▸ **DIRECTIVE**: Tally the lines with the word "oběd" and report the number alone.

▸ **RECORD LIST**:

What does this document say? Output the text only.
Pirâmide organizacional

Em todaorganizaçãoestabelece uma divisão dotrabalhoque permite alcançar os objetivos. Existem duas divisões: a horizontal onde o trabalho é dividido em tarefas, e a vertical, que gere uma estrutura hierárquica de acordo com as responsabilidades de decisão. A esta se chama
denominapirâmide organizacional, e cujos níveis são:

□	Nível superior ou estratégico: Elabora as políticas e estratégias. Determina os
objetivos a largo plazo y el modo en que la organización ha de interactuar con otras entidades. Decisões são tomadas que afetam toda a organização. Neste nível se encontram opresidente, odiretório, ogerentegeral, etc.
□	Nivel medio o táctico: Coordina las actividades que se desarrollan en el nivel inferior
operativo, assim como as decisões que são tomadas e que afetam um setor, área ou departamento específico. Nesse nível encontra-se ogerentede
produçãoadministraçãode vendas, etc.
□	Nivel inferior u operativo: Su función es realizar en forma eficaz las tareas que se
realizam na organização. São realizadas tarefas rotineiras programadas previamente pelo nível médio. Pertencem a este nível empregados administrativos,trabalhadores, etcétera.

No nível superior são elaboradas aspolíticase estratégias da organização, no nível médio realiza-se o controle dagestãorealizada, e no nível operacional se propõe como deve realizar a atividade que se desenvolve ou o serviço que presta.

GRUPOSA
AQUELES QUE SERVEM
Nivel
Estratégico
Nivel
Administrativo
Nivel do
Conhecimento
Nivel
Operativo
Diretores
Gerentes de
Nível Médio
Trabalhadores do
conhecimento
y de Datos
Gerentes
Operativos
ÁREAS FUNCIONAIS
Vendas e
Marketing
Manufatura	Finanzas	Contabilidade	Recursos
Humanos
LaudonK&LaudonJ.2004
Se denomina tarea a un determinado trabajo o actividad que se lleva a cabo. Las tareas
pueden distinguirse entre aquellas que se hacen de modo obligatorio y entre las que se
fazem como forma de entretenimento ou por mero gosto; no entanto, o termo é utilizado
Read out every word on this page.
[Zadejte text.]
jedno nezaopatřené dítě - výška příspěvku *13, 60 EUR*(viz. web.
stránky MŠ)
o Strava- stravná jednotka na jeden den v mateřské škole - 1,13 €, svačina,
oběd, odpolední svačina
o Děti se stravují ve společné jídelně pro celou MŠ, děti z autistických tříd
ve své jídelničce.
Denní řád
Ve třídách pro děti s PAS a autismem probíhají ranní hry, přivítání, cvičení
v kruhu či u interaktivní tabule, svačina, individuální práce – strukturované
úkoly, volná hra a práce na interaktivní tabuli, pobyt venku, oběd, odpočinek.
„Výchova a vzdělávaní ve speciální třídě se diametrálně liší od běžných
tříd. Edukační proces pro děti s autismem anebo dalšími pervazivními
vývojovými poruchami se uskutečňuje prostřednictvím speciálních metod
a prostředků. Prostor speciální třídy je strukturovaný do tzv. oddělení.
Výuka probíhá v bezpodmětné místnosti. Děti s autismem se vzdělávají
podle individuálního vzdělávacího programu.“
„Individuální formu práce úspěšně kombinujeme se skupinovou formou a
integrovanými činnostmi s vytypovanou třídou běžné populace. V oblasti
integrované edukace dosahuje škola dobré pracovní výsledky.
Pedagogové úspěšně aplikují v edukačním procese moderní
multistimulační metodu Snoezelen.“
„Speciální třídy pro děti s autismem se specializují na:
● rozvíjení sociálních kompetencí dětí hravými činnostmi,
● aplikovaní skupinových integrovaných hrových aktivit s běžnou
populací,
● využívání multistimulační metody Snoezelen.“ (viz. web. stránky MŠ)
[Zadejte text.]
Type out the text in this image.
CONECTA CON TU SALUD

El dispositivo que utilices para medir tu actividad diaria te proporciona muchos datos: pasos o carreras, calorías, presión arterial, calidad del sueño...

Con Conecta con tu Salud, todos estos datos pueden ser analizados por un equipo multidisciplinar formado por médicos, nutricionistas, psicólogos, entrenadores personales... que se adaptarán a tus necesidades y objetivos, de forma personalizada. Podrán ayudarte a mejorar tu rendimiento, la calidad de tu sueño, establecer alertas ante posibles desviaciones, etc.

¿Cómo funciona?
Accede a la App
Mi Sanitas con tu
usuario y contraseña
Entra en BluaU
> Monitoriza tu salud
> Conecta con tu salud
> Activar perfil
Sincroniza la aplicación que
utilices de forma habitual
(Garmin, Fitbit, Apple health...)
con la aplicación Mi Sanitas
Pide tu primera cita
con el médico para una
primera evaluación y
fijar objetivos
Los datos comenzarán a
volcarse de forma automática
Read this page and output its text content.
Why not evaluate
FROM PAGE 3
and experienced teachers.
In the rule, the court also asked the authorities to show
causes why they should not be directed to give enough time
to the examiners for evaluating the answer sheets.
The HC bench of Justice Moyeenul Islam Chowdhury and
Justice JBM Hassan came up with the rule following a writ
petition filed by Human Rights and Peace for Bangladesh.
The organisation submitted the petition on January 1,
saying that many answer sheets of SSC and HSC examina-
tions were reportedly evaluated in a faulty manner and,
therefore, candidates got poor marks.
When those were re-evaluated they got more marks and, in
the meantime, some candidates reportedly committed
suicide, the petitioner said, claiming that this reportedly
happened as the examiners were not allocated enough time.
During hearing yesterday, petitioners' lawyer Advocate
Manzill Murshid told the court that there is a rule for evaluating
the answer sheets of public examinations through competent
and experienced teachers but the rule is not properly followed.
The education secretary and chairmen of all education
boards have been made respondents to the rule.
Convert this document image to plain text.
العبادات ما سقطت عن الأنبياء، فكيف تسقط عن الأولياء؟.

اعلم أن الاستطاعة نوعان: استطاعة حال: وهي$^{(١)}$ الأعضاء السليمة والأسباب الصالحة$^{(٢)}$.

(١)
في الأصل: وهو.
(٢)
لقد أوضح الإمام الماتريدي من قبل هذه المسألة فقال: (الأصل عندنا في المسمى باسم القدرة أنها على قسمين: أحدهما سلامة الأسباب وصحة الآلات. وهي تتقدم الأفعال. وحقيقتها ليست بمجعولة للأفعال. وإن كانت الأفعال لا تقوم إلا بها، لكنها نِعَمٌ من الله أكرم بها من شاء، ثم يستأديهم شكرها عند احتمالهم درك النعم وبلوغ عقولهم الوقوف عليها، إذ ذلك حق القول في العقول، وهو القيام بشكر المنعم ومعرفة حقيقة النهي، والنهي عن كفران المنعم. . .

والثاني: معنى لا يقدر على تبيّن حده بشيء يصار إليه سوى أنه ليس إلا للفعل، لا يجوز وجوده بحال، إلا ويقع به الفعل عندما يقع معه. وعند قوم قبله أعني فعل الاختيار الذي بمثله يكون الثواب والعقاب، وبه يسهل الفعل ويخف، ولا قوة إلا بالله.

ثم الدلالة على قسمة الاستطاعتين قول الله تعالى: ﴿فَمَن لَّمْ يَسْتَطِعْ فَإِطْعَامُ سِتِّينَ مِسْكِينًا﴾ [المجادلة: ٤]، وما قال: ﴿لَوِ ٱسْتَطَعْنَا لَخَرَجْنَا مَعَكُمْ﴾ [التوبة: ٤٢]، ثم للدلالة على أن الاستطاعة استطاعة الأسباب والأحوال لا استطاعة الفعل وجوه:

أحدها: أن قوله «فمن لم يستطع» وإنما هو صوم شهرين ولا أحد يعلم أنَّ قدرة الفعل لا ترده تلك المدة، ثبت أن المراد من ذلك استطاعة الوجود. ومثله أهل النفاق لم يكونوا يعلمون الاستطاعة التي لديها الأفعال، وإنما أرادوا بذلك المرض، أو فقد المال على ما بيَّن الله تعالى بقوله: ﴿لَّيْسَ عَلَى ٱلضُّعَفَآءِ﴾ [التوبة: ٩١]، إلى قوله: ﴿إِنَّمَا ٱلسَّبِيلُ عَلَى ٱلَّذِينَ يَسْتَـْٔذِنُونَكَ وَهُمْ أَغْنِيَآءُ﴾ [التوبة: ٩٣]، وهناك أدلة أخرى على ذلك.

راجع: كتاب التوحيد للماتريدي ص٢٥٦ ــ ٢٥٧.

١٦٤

▸ **RESPONSE BELOW**: 2